Echo the data below verbatim, beginning with the line that contains "data-label: 1.2 bbox=[1885, 1007, 1967, 1063]" and continuing through the line that contains "data-label: 6.1 bbox=[1877, 384, 1959, 440]", both included.
··· Extracted data
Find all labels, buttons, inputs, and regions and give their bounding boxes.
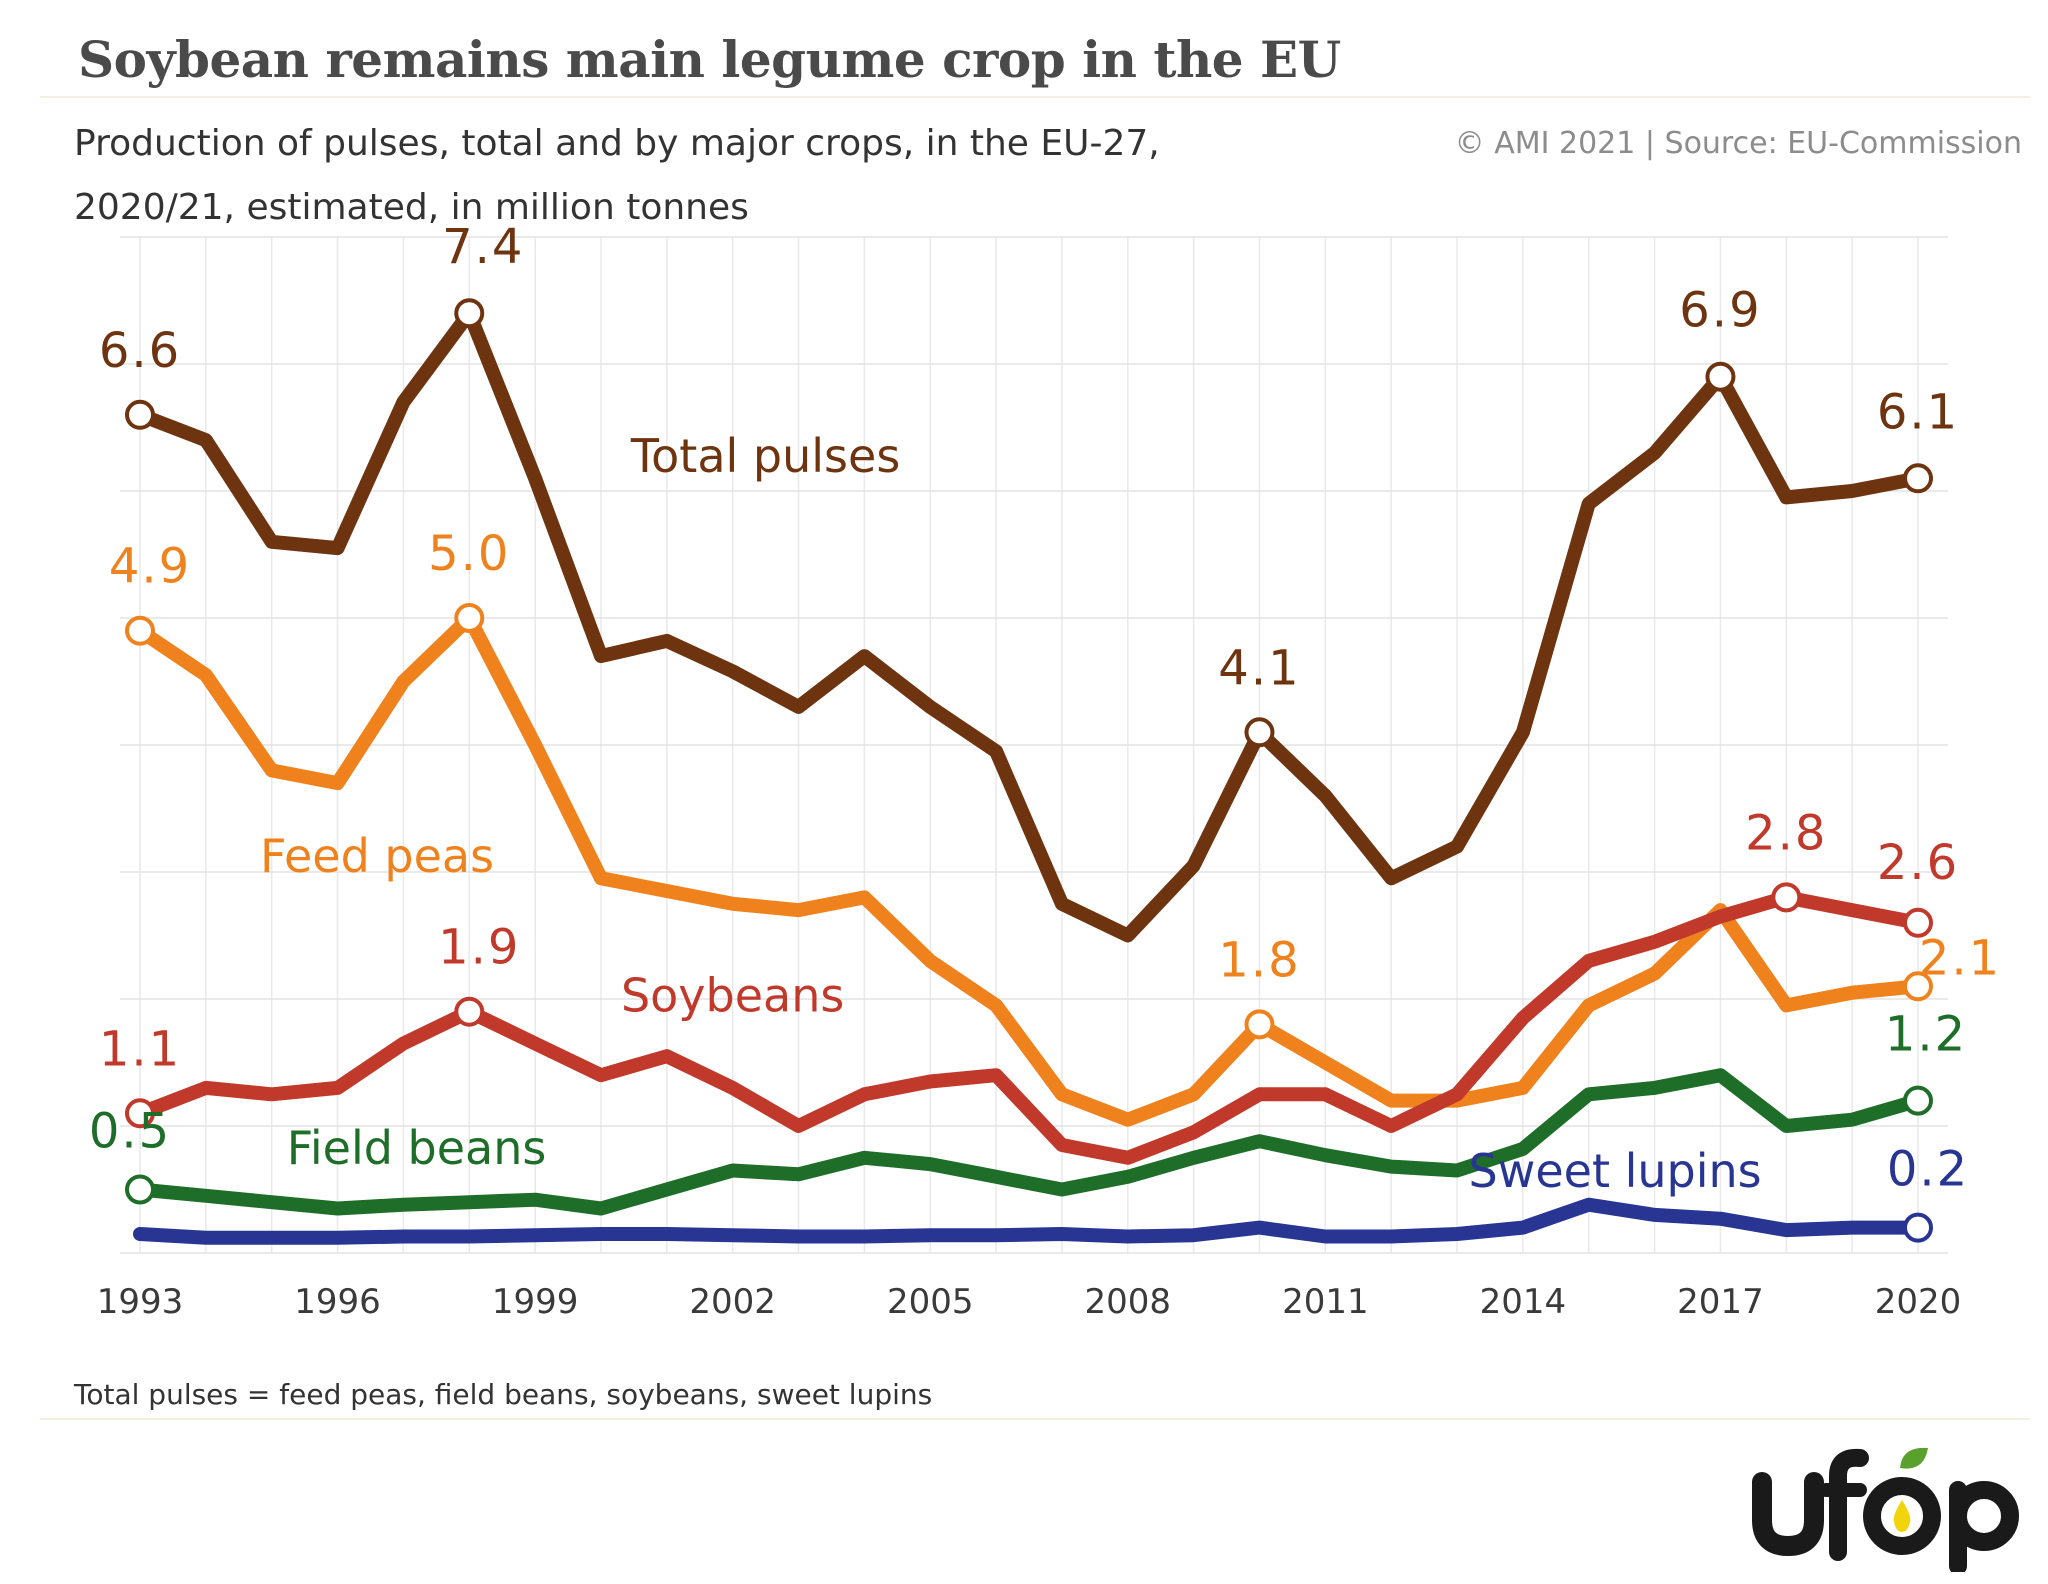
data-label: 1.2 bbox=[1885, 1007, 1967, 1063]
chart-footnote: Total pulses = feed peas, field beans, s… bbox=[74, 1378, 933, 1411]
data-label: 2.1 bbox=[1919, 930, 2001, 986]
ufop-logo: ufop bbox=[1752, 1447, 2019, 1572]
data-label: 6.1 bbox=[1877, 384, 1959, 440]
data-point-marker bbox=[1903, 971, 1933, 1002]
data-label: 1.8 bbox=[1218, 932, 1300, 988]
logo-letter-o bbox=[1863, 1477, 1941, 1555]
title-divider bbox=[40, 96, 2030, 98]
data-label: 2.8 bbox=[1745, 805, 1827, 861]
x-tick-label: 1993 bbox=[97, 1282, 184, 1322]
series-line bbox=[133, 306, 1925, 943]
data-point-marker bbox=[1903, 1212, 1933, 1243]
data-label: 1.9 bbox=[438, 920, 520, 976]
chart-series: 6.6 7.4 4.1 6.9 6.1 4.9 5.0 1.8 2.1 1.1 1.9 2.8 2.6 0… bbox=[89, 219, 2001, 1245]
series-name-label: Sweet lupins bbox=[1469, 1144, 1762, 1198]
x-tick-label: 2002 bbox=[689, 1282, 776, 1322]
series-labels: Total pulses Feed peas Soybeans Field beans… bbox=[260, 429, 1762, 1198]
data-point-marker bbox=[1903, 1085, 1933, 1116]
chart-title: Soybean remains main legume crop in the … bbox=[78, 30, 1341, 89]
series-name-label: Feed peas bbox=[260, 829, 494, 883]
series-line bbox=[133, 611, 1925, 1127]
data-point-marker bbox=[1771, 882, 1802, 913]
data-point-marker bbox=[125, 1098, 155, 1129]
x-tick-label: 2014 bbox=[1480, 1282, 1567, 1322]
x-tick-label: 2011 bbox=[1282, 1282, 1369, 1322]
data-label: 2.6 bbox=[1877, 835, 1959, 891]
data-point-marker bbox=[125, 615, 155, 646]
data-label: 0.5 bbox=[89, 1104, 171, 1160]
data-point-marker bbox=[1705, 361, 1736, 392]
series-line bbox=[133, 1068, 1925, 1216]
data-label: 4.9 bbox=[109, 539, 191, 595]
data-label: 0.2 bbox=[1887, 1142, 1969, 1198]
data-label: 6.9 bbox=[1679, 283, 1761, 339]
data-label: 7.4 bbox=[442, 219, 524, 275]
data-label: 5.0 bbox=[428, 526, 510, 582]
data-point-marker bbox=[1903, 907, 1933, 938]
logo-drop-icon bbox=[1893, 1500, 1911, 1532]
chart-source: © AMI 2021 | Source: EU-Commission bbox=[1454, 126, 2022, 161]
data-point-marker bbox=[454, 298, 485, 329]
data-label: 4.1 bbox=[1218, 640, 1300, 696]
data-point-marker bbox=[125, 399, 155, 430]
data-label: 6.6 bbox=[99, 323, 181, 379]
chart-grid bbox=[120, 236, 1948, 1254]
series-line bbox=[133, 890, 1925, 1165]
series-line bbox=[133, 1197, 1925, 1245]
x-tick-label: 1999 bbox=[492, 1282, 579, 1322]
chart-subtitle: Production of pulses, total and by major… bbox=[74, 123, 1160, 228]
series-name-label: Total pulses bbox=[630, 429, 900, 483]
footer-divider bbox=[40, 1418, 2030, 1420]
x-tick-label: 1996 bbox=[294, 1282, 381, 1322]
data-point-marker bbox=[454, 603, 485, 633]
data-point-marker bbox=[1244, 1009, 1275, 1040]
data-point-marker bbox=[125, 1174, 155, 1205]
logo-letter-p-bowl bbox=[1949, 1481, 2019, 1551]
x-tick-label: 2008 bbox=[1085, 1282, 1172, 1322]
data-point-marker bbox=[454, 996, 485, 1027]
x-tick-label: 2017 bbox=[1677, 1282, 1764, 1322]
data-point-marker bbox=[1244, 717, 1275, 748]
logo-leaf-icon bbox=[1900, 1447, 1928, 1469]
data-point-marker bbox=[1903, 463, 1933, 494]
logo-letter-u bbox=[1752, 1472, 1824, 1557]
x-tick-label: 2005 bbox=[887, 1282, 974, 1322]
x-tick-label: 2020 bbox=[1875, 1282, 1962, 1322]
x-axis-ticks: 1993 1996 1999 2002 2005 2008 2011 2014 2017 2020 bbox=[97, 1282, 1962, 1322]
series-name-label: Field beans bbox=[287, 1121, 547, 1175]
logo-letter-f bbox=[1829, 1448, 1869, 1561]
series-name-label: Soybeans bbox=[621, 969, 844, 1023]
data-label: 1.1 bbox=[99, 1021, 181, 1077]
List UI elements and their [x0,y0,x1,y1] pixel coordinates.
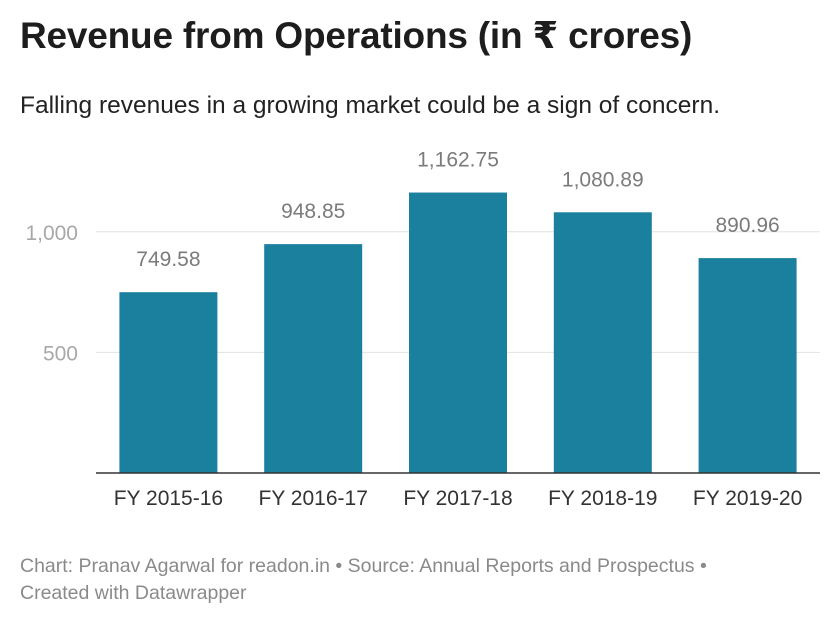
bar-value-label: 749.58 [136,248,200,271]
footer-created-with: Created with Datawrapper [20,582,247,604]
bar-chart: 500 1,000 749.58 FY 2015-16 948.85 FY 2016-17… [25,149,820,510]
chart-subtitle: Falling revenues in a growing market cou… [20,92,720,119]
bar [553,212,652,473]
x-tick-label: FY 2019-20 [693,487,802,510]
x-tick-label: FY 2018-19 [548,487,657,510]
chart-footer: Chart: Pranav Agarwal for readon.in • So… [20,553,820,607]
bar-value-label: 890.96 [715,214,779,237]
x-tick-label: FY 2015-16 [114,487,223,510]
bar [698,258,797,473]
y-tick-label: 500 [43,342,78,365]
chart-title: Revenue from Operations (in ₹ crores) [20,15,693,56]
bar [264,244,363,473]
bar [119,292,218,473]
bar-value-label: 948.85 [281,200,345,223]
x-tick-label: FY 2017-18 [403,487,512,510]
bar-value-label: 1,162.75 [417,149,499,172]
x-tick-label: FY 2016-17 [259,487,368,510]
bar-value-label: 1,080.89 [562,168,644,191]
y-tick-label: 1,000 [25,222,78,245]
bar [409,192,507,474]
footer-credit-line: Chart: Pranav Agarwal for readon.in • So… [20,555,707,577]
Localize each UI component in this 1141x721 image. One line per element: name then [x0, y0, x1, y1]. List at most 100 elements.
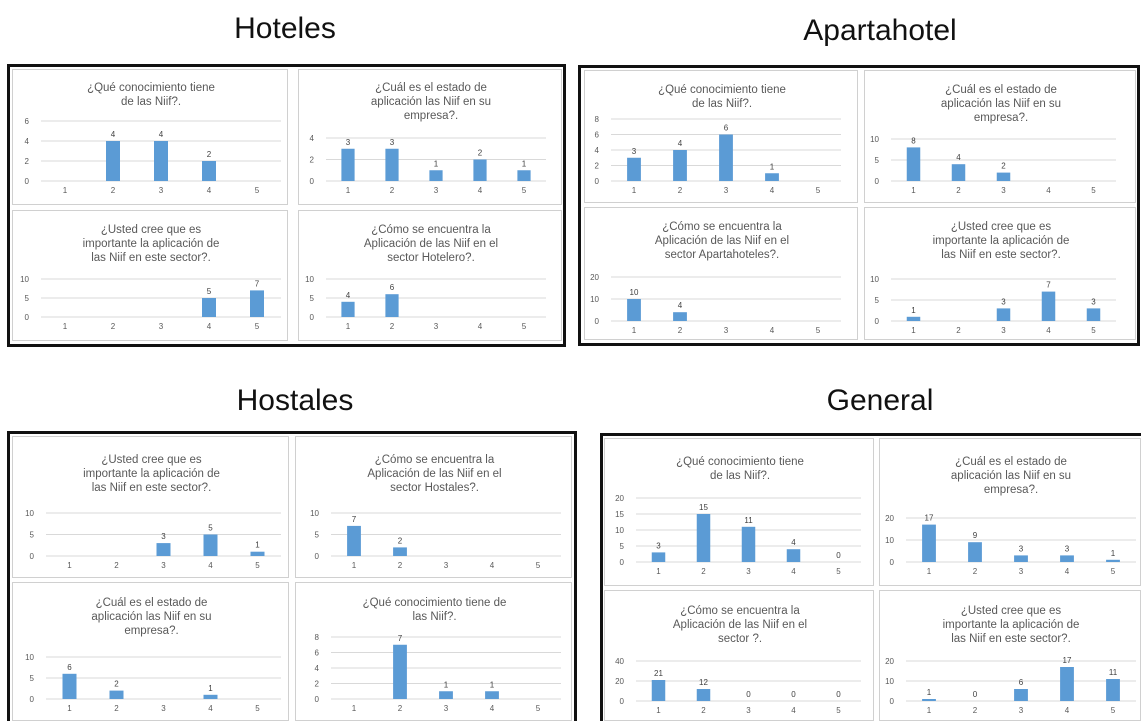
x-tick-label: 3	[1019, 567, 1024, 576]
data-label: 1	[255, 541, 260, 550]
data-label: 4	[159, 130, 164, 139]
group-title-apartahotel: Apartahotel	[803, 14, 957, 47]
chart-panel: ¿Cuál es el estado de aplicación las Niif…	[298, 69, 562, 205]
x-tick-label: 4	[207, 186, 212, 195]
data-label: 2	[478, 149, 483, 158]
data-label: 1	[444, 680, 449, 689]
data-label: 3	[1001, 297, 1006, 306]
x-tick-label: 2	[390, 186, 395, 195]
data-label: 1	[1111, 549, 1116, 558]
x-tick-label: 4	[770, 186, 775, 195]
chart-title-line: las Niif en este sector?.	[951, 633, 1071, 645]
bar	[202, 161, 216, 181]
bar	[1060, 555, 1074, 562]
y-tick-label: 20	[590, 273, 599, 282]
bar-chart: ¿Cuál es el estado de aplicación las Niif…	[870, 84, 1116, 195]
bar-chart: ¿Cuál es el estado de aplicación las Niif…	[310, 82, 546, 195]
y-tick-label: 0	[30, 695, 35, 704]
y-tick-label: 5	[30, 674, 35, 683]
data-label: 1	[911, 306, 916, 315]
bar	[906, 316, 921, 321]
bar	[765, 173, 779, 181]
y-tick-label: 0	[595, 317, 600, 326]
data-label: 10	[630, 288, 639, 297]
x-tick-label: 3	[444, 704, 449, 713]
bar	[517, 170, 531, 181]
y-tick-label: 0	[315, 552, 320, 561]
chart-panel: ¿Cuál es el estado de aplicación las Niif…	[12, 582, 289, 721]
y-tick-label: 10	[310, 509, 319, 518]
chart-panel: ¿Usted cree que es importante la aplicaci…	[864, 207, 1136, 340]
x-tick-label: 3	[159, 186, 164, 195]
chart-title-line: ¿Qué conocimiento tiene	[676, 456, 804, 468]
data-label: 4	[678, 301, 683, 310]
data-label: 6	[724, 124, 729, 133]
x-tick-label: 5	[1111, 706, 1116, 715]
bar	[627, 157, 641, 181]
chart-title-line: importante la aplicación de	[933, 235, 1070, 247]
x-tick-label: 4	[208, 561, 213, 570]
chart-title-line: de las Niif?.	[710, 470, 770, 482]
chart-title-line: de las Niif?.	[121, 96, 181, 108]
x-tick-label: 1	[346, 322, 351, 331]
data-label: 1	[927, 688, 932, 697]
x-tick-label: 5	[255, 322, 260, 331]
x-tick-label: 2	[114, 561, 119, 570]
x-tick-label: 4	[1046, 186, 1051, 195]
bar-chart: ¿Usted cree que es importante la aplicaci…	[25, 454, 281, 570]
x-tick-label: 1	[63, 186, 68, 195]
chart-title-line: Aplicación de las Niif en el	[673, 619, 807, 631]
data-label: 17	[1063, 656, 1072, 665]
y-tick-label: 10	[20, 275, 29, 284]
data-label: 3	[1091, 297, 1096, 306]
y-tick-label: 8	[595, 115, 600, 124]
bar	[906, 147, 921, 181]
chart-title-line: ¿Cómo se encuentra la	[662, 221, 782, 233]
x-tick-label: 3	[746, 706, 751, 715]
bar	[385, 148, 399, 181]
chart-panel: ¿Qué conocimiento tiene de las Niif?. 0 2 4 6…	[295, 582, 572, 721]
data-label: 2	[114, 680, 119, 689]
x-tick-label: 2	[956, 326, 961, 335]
······
# [Solution for this task]
data-label: 1.2 bbox=[1885, 1007, 1967, 1063]
chart-footnote: Total pulses = feed peas, field beans, s… bbox=[74, 1378, 933, 1411]
data-label: 2.1 bbox=[1919, 930, 2001, 986]
ufop-logo: ufop bbox=[1752, 1447, 2019, 1572]
data-label: 6.1 bbox=[1877, 384, 1959, 440]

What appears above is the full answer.